SET TASK ->
Reproduce each line of the material precisely.

Collected data entries:
--- begin ---

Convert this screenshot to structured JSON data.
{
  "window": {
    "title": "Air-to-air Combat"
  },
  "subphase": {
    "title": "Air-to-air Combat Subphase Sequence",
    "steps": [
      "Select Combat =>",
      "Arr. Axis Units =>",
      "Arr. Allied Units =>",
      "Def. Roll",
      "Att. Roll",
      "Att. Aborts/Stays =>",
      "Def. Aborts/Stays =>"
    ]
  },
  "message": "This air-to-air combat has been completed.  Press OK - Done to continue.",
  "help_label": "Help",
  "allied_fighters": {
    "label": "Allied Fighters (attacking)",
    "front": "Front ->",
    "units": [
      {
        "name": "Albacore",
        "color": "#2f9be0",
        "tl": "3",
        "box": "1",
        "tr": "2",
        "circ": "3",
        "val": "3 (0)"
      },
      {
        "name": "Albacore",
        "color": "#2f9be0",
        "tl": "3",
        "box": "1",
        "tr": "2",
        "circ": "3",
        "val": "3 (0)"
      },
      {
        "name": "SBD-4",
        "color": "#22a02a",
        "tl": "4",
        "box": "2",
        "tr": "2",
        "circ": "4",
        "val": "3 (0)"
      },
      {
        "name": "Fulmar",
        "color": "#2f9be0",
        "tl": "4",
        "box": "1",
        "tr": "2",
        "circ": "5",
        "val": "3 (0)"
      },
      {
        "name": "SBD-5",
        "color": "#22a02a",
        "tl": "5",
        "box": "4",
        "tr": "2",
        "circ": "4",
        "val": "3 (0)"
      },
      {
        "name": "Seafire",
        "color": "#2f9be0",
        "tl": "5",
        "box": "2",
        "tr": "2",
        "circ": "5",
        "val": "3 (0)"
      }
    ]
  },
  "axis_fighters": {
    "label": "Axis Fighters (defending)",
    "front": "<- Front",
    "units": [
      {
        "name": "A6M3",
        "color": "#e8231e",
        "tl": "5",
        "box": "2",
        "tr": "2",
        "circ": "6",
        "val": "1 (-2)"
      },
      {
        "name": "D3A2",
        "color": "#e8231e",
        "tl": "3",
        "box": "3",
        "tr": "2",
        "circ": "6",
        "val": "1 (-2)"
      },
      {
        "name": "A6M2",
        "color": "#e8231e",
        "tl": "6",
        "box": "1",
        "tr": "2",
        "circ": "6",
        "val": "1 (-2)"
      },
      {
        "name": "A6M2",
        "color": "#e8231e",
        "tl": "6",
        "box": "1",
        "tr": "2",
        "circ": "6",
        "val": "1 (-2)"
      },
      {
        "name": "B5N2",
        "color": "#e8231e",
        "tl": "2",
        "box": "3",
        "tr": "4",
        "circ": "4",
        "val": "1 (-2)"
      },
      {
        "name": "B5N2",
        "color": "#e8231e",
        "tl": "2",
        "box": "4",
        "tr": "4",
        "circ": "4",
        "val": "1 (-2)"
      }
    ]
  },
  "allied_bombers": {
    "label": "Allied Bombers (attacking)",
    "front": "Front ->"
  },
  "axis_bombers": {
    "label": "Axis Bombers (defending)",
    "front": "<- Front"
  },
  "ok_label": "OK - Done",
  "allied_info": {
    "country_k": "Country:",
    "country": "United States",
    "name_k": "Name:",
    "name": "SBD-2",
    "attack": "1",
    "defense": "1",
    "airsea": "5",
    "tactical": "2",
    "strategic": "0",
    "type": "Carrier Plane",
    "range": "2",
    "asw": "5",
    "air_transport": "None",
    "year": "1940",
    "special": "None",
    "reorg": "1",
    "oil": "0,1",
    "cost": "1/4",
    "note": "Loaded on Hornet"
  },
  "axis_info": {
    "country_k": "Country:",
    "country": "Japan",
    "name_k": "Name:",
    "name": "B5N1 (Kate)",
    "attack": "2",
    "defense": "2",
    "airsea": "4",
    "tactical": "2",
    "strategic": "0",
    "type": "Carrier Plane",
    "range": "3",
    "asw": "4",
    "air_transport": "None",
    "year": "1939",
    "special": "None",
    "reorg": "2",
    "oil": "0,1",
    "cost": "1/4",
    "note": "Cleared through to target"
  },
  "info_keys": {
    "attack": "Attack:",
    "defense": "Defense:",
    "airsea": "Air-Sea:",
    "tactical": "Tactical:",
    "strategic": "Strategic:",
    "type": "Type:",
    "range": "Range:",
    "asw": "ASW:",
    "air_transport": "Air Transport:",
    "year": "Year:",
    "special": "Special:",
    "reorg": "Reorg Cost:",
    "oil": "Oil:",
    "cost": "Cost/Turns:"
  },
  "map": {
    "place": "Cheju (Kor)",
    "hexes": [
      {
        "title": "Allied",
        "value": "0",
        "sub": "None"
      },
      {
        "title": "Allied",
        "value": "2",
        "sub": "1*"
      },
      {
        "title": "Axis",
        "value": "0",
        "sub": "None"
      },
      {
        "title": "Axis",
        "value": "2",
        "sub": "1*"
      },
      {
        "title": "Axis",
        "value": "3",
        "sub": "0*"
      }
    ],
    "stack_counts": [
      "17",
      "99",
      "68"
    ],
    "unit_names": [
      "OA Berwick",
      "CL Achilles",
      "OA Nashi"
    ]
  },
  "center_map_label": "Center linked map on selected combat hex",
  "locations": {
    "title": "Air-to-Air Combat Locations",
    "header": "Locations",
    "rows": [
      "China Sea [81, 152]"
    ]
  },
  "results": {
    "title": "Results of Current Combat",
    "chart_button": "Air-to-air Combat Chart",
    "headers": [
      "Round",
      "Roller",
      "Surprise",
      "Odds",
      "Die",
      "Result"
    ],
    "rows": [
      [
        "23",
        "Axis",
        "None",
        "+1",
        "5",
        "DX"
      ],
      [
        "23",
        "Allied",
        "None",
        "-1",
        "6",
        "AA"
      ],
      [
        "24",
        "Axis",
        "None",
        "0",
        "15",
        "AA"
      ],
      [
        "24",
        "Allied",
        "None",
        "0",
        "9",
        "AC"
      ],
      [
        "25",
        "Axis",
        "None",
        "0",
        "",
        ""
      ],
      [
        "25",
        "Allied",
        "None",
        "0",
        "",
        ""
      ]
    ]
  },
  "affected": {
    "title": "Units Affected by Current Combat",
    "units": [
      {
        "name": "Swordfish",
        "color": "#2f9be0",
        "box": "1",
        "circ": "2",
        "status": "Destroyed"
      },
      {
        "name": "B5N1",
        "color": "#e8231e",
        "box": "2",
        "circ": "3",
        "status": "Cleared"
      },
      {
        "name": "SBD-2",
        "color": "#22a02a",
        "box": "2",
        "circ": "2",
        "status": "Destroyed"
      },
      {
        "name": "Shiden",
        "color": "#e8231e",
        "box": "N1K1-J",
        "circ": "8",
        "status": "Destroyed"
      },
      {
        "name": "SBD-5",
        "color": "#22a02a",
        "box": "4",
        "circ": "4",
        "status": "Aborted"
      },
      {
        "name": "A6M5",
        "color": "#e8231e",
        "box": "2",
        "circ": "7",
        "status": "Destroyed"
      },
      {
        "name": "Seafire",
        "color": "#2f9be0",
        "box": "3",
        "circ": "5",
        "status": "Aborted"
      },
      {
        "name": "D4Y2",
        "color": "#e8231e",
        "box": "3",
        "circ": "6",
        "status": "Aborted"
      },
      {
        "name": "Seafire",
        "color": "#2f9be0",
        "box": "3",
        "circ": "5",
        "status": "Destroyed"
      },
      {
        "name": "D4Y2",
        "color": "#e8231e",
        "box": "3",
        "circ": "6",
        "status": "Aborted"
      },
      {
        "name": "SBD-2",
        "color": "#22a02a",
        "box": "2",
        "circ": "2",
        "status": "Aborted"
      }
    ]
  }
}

--- end ---

OUTPUT FOR THIS TASK ->
Convert this screenshot to structured JSON data.
{
  "window": {
    "title": "Air-to-air Combat"
  },
  "subphase": {
    "title": "Air-to-air Combat Subphase Sequence",
    "steps": [
      "Select Combat =>",
      "Arr. Axis Units =>",
      "Arr. Allied Units =>",
      "Def. Roll",
      "Att. Roll",
      "Att. Aborts/Stays =>",
      "Def. Aborts/Stays =>"
    ]
  },
  "message": "This air-to-air combat has been completed.  Press OK - Done to continue.",
  "help_label": "Help",
  "allied_fighters": {
    "label": "Allied Fighters (attacking)",
    "front": "Front ->",
    "units": [
      {
        "name": "Albacore",
        "color": "#2f9be0",
        "tl": "3",
        "box": "1",
        "tr": "2",
        "circ": "3",
        "val": "3 (0)"
      },
      {
        "name": "Albacore",
        "color": "#2f9be0",
        "tl": "3",
        "box": "1",
        "tr": "2",
        "circ": "3",
        "val": "3 (0)"
      },
      {
        "name": "SBD-4",
        "color": "#22a02a",
        "tl": "4",
        "box": "2",
        "tr": "2",
        "circ": "4",
        "val": "3 (0)"
      },
      {
        "name": "Fulmar",
        "color": "#2f9be0",
        "tl": "4",
        "box": "1",
        "tr": "2",
        "circ": "5",
        "val": "3 (0)"
      },
      {
        "name": "SBD-5",
        "color": "#22a02a",
        "tl": "5",
        "box": "4",
        "tr": "2",
        "circ": "4",
        "val": "3 (0)"
      },
      {
        "name": "Seafire",
        "color": "#2f9be0",
        "tl": "5",
        "box": "2",
        "tr": "2",
        "circ": "5",
        "val": "3 (0)"
      }
    ]
  },
  "axis_fighters": {
    "label": "Axis Fighters (defending)",
    "front": "<- Front",
    "units": [
      {
        "name": "A6M3",
        "color": "#e8231e",
        "tl": "5",
        "box": "2",
        "tr": "2",
        "circ": "6",
        "val": "1 (-2)"
      },
      {
        "name": "D3A2",
        "color": "#e8231e",
        "tl": "3",
        "box": "3",
        "tr": "2",
        "circ": "6",
        "val": "1 (-2)"
      },
      {
        "name": "A6M2",
        "color": "#e8231e",
        "tl": "6",
        "box": "1",
        "tr": "2",
        "circ": "6",
        "val": "1 (-2)"
      },
      {
        "name": "A6M2",
        "color": "#e8231e",
        "tl": "6",
        "box": "1",
        "tr": "2",
        "circ": "6",
        "val": "1 (-2)"
      },
      {
        "name": "B5N2",
        "color": "#e8231e",
        "tl": "2",
        "box": "3",
        "tr": "4",
        "circ": "4",
        "val": "1 (-2)"
      },
      {
        "name": "B5N2",
        "color": "#e8231e",
        "tl": "2",
        "box": "4",
        "tr": "4",
        "circ": "4",
        "val": "1 (-2)"
      }
    ]
  },
  "allied_bombers": {
    "label": "Allied Bombers (attacking)",
    "front": "Front ->"
  },
  "axis_bombers": {
    "label": "Axis Bombers (defending)",
    "front": "<- Front"
  },
  "ok_label": "OK - Done",
  "allied_info": {
    "country_k": "Country:",
    "country": "United States",
    "name_k": "Name:",
    "name": "SBD-2",
    "attack": "1",
    "defense": "1",
    "airsea": "5",
    "tactical": "2",
    "strategic": "0",
    "type": "Carrier Plane",
    "range": "2",
    "asw": "5",
    "air_transport": "None",
    "year": "1940",
    "special": "None",
    "reorg": "1",
    "oil": "0,1",
    "cost": "1/4",
    "note": "Loaded on Hornet"
  },
  "axis_info": {
    "country_k": "Country:",
    "country": "Japan",
    "name_k": "Name:",
    "name": "B5N1 (Kate)",
    "attack": "2",
    "defense": "2",
    "airsea": "4",
    "tactical": "2",
    "strategic": "0",
    "type": "Carrier Plane",
    "range": "3",
    "asw": "4",
    "air_transport": "None",
    "year": "1939",
    "special": "None",
    "reorg": "2",
    "oil": "0,1",
    "cost": "1/4",
    "note": "Cleared through to target"
  },
  "info_keys": {
    "attack": "Attack:",
    "defense": "Defense:",
    "airsea": "Air-Sea:",
    "tactical": "Tactical:",
    "strategic": "Strategic:",
    "type": "Type:",
    "range": "Range:",
    "asw": "ASW:",
    "air_transport": "Air Transport:",
    "year": "Year:",
    "special": "Special:",
    "reorg": "Reorg Cost:",
    "oil": "Oil:",
    "cost": "Cost/Turns:"
  },
  "map": {
    "place": "Cheju (Kor)",
    "hexes": [
      {
        "title": "Allied",
        "value": "0",
        "sub": "None"
      },
      {
        "title": "Allied",
        "value": "2",
        "sub": "1*"
      },
      {
        "title": "Axis",
        "value": "0",
        "sub": "None"
      },
      {
        "title": "Axis",
        "value": "2",
        "sub": "1*"
      },
      {
        "title": "Axis",
        "value": "3",
        "sub": "0*"
      }
    ],
    "stack_counts": [
      "17",
      "99",
      "68"
    ],
    "unit_names": [
      "OA Berwick",
      "CL Achilles",
      "OA Nashi"
    ]
  },
  "center_map_label": "Center linked map on selected combat hex",
  "locations": {
    "title": "Air-to-Air Combat Locations",
    "header": "Locations",
    "rows": [
      "China Sea [81, 152]"
    ]
  },
  "results": {
    "title": "Results of Current Combat",
    "chart_button": "Air-to-air Combat Chart",
    "headers": [
      "Round",
      "Roller",
      "Surprise",
      "Odds",
      "Die",
      "Result"
    ],
    "rows": [
      [
        "23",
        "Axis",
        "None",
        "+1",
        "5",
        "DX"
      ],
      [
        "23",
        "Allied",
        "None",
        "-1",
        "6",
        "AA"
      ],
      [
        "24",
        "Axis",
        "None",
        "0",
        "15",
        "AA"
      ],
      [
        "24",
        "Allied",
        "None",
        "0",
        "9",
        "AC"
      ],
      [
        "25",
        "Axis",
        "None",
        "0",
        "",
        ""
      ],
      [
        "25",
        "Allied",
        "None",
        "0",
        "",
        ""
      ]
    ]
  },
  "affected": {
    "title": "Units Affected by Current Combat",
    "units": [
      {
        "name": "Swordfish",
        "color": "#2f9be0",
        "box": "1",
        "circ": "2",
        "status": "Destroyed"
      },
      {
        "name": "B5N1",
        "color": "#e8231e",
        "box": "2",
        "circ": "3",
        "status": "Cleared"
      },
      {
        "name": "SBD-2",
        "color": "#22a02a",
        "box": "2",
        "circ": "2",
        "status": "Destroyed"
      },
      {
        "name": "Shiden",
        "color": "#e8231e",
        "box": "N1K1-J",
        "circ": "8",
        "status": "Destroyed"
      },
      {
        "name": "SBD-5",
        "color": "#22a02a",
        "box": "4",
        "circ": "4",
        "status": "Aborted"
      },
      {
        "name": "A6M5",
        "color": "#e8231e",
        "box": "2",
        "circ": "7",
        "status": "Destroyed"
      },
      {
        "name": "Seafire",
        "color": "#2f9be0",
        "box": "3",
        "circ": "5",
        "status": "Aborted"
      },
      {
        "name": "D4Y2",
        "color": "#e8231e",
        "box": "3",
        "circ": "6",
        "status": "Aborted"
      },
      {
        "name": "Seafire",
        "color": "#2f9be0",
        "box": "3",
        "circ": "5",
        "status": "Destroyed"
      },
      {
        "name": "D4Y2",
        "color": "#e8231e",
        "box": "3",
        "circ": "6",
        "status": "Aborted"
      },
      {
        "name": "SBD-2",
        "color": "#22a02a",
        "box": "2",
        "circ": "2",
        "status": "Aborted"
      }
    ]
  }
}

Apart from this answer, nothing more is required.